• [WRITTEN TASK]:
Give the records back in full, exactly as they read.

Start DATA LINES

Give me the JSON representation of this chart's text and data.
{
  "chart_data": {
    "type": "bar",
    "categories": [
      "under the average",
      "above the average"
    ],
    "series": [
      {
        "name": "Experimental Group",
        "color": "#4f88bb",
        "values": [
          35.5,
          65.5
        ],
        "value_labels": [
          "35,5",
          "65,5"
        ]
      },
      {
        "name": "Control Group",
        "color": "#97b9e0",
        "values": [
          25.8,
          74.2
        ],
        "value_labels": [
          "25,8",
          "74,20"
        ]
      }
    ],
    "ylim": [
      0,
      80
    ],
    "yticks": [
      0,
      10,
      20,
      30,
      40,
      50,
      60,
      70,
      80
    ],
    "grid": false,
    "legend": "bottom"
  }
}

End DATA LINES

• [RESULT]:
Give me the JSON representation of this chart's text and data.
{
  "chart_data": {
    "type": "bar",
    "categories": [
      "under the average",
      "above the average"
    ],
    "series": [
      {
        "name": "Experimental Group",
        "color": "#4f88bb",
        "values": [
          35.5,
          65.5
        ],
        "value_labels": [
          "35,5",
          "65,5"
        ]
      },
      {
        "name": "Control Group",
        "color": "#97b9e0",
        "values": [
          25.8,
          74.2
        ],
        "value_labels": [
          "25,8",
          "74,20"
        ]
      }
    ],
    "ylim": [
      0,
      80
    ],
    "yticks": [
      0,
      10,
      20,
      30,
      40,
      50,
      60,
      70,
      80
    ],
    "grid": false,
    "legend": "bottom"
  }
}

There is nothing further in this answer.